(Collected data)
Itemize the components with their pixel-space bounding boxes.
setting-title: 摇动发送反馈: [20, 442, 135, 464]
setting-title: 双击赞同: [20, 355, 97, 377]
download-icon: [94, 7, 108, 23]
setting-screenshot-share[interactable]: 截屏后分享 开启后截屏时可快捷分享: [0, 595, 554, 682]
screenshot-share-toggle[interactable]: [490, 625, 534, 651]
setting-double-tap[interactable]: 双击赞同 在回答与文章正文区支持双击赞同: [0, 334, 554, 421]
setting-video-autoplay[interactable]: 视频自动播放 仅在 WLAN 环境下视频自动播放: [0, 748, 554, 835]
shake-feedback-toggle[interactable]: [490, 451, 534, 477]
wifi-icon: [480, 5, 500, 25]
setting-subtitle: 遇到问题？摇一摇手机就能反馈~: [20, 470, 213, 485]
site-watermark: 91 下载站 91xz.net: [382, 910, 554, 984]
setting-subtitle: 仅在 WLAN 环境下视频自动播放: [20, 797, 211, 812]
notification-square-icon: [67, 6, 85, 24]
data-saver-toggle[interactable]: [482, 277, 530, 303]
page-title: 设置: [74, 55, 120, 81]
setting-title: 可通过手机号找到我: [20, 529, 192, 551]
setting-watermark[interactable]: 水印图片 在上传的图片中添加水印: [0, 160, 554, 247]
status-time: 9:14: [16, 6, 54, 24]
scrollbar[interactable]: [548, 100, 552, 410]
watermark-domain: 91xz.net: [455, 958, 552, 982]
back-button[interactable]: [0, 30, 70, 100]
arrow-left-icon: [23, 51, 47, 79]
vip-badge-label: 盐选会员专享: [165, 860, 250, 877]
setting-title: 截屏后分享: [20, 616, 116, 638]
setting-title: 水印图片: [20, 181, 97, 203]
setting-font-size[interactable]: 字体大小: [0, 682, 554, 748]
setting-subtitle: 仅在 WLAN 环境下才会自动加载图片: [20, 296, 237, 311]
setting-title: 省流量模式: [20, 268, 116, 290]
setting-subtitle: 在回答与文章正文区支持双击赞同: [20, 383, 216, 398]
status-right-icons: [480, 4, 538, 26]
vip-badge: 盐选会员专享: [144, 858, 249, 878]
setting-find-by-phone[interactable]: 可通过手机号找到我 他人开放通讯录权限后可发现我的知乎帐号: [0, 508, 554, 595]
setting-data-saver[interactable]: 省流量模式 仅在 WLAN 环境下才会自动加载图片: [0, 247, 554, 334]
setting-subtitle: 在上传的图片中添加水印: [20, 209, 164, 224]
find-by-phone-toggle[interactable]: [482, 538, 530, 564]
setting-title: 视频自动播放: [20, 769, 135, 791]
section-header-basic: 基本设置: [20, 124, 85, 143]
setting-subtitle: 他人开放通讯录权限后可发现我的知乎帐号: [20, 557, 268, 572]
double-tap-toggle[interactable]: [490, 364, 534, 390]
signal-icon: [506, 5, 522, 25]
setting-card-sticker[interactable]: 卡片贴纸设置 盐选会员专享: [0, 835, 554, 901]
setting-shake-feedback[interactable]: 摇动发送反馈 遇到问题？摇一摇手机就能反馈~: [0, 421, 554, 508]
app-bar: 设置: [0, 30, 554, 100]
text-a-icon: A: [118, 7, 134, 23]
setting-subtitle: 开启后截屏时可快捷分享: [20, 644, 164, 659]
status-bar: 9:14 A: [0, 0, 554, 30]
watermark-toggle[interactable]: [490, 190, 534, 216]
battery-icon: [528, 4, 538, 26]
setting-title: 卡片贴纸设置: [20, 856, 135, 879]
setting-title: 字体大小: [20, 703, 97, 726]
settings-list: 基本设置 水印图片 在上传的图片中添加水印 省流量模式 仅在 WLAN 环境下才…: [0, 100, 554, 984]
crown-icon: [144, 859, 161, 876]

- _Goal_:
How many lines in the items above contain the string "status"? Reply with the number alone.

- _Reply_:
3